Prompt:
Search the listing for "name" and copy every line where it appears.

Rows:
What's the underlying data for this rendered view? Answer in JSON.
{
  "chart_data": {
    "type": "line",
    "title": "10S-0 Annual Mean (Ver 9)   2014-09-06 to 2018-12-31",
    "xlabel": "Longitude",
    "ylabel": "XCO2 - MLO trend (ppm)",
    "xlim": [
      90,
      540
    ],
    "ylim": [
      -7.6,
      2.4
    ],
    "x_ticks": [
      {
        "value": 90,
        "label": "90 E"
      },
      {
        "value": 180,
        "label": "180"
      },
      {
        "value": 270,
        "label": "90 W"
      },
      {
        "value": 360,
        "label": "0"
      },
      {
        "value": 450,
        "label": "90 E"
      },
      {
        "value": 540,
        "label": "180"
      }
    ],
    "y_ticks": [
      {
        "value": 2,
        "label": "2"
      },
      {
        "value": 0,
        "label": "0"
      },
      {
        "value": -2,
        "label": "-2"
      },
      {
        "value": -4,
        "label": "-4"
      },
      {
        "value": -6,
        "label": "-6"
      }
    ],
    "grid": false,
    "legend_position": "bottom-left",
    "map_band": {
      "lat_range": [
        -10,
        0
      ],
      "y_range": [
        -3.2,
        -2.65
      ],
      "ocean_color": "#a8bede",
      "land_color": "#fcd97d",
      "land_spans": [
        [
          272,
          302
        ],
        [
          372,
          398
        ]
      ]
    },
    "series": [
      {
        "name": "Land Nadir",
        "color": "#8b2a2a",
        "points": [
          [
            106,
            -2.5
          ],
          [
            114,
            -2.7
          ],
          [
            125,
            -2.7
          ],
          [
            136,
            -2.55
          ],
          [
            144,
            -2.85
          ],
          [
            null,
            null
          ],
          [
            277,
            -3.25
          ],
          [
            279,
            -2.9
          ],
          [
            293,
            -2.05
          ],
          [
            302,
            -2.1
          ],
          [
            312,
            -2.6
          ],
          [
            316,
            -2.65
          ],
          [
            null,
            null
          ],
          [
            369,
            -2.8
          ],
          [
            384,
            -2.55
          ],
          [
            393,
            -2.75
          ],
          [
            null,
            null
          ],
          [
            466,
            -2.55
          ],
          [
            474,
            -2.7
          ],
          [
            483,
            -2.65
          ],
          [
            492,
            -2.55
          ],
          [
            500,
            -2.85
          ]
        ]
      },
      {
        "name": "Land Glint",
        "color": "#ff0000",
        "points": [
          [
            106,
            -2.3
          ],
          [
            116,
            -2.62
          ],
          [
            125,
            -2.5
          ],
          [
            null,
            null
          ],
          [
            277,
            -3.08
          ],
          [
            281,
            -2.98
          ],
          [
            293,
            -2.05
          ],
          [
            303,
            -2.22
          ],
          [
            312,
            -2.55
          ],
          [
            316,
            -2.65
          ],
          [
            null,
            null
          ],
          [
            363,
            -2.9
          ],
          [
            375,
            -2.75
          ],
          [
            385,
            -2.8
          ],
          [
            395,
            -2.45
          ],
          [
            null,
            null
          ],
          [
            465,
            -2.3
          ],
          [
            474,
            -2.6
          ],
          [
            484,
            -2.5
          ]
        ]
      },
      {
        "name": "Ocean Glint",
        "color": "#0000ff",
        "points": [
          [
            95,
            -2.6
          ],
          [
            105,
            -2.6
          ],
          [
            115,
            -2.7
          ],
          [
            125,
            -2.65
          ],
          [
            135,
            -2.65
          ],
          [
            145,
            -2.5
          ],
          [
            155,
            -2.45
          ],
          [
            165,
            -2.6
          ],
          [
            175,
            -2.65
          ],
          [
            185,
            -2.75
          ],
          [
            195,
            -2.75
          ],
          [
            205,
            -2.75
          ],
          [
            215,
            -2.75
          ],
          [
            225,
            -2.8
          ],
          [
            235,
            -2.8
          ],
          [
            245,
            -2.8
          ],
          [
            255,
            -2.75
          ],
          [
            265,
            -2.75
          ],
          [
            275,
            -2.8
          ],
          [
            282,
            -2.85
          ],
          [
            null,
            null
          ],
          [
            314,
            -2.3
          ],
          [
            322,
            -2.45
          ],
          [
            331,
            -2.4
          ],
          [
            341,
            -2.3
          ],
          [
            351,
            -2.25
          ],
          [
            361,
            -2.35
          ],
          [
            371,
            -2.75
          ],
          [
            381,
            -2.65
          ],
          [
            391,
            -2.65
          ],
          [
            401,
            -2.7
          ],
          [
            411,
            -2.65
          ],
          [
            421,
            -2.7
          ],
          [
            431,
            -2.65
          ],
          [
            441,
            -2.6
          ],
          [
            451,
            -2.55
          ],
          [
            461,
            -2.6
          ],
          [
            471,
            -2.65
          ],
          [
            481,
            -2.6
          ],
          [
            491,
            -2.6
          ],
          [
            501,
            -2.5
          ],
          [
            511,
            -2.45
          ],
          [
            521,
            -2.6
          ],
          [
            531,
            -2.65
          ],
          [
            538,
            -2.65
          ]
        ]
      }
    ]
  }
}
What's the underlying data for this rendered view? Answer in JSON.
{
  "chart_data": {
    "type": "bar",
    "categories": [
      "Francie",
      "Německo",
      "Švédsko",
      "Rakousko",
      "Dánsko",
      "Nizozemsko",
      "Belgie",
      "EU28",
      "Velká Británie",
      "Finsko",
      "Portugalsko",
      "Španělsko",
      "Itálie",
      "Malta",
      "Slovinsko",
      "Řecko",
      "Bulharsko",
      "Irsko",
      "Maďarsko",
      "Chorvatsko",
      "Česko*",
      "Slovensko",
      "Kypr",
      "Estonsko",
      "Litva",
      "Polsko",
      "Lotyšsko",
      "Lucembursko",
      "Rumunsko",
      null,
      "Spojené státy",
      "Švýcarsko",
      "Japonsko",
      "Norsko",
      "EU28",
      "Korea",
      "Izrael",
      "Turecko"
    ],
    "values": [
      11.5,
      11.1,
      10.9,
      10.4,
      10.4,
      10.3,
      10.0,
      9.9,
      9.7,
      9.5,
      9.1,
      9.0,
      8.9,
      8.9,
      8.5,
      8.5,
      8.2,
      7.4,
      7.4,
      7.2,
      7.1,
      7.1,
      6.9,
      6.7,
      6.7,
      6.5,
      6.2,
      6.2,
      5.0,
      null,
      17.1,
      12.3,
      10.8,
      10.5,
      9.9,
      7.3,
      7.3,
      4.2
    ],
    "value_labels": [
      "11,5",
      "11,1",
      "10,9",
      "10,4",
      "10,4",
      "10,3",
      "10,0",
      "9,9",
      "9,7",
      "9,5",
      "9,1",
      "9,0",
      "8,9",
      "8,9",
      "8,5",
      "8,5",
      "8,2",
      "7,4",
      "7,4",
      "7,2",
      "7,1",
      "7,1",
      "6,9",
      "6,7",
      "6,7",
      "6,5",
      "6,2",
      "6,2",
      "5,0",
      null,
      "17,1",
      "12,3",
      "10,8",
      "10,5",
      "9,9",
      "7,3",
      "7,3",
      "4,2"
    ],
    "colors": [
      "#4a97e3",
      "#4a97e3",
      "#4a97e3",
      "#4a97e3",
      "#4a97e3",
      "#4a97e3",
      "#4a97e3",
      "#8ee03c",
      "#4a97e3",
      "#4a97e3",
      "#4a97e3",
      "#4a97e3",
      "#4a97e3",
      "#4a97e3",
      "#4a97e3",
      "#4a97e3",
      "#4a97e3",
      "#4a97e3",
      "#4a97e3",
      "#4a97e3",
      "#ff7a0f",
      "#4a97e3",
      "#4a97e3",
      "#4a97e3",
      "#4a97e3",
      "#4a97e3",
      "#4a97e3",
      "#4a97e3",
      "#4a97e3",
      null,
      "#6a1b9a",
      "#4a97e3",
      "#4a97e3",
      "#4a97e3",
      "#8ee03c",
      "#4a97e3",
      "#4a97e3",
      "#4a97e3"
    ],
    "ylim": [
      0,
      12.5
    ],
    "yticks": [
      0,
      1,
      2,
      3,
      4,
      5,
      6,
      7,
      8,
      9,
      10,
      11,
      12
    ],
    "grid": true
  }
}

Task result:
        "name": "Land Nadir",
        "name": "Land Glint",
        "name": "Ocean Glint",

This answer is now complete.